• Task
Filter the listing below, copying every line in which the word "JSON" appears.

• Data section
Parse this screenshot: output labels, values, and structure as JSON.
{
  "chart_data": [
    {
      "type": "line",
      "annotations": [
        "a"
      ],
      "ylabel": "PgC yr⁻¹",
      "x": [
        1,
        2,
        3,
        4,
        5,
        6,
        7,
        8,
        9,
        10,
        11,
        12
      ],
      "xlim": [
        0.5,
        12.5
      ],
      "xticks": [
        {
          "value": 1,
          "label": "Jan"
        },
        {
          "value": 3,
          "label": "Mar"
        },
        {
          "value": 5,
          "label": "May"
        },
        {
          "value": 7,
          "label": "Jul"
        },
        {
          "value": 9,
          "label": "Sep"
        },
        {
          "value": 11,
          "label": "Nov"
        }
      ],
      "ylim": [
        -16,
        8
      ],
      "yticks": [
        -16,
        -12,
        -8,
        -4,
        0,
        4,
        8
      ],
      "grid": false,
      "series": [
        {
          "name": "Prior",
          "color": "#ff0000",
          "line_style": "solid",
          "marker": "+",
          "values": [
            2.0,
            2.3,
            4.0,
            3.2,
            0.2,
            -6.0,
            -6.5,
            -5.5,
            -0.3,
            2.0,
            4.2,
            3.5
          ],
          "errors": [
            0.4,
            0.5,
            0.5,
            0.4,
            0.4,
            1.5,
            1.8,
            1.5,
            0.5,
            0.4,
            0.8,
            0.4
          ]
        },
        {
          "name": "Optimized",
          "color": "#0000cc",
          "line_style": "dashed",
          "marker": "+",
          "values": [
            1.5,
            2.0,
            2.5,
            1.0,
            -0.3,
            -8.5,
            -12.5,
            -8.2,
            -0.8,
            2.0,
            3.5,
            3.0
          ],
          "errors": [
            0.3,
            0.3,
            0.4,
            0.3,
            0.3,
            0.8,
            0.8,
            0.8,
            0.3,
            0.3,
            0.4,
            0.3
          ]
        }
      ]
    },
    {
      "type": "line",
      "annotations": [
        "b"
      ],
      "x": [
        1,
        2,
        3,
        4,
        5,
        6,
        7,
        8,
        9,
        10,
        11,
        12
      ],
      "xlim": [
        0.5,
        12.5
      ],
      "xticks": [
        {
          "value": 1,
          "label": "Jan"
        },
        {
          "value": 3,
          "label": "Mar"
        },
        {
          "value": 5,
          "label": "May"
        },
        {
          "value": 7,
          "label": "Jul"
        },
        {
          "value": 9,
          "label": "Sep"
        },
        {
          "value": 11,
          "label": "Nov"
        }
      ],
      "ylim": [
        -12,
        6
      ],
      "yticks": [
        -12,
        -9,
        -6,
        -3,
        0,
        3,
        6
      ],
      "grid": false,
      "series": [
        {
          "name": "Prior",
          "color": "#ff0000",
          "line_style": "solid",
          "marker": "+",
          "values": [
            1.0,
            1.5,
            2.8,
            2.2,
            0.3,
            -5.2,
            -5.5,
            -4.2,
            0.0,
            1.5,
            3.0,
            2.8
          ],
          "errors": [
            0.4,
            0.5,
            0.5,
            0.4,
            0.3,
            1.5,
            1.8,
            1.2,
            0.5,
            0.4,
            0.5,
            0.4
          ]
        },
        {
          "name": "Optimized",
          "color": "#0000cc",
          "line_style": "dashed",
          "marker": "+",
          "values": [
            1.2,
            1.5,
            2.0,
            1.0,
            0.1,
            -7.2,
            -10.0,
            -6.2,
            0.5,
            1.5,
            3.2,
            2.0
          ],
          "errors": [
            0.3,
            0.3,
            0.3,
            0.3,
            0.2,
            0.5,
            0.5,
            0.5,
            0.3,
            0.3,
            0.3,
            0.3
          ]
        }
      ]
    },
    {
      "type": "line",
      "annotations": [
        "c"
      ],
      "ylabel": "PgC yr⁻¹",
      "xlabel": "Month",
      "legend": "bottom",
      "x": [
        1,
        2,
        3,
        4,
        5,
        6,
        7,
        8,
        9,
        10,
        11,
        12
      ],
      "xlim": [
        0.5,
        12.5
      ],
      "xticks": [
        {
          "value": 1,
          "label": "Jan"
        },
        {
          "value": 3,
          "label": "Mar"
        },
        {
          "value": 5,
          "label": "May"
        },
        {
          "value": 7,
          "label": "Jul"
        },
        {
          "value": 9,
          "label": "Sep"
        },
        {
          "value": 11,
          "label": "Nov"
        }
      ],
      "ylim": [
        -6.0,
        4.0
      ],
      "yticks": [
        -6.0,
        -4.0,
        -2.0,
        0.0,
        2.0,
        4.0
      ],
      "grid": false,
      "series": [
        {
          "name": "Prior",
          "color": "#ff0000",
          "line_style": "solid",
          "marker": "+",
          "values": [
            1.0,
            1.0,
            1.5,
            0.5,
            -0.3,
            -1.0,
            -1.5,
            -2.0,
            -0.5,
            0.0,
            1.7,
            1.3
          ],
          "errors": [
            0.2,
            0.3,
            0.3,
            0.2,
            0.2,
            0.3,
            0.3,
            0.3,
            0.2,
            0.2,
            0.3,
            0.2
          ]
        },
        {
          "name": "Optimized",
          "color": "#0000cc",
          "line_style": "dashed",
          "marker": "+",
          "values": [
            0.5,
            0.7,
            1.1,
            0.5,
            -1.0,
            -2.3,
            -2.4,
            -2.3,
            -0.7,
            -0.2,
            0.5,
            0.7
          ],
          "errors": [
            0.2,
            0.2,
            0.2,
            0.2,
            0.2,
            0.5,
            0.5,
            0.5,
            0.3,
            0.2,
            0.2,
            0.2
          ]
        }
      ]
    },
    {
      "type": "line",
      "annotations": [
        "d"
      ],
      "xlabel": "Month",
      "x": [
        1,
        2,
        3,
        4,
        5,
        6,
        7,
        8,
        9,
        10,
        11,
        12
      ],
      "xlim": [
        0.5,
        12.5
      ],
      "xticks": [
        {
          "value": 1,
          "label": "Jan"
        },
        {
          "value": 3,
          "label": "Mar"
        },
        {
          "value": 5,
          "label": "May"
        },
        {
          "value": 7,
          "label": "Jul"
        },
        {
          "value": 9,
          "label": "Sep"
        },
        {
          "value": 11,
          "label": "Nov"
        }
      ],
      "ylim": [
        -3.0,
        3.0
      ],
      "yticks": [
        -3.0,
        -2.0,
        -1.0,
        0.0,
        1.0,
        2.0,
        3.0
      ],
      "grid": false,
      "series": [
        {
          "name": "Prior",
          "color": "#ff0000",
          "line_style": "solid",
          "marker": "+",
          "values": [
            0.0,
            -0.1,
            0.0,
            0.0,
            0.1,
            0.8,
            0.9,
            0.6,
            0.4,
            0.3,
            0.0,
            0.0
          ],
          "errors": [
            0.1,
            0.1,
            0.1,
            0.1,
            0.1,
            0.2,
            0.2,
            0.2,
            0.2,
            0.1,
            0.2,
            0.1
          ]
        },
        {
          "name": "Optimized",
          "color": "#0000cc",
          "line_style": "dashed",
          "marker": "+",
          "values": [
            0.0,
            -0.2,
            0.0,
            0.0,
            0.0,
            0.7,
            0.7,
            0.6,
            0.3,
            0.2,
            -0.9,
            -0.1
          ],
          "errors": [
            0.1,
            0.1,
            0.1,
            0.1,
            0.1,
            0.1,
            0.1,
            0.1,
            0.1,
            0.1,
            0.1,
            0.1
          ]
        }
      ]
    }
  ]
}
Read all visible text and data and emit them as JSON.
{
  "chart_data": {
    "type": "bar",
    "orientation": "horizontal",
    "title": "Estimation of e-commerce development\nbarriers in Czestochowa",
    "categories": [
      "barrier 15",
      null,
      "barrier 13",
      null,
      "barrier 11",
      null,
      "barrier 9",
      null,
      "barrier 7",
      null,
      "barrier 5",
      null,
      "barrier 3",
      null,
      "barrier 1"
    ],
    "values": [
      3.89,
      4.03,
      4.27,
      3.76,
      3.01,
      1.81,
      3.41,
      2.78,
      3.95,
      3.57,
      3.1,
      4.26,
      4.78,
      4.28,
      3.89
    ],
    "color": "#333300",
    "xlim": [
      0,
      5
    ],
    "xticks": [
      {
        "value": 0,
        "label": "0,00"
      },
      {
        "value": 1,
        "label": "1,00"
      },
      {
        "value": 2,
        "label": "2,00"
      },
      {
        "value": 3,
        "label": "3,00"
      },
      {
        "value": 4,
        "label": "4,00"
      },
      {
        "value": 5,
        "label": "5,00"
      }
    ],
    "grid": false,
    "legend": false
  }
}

• Task output
Parse this screenshot: output labels, values, and structure as JSON.
Read all visible text and data and emit them as JSON.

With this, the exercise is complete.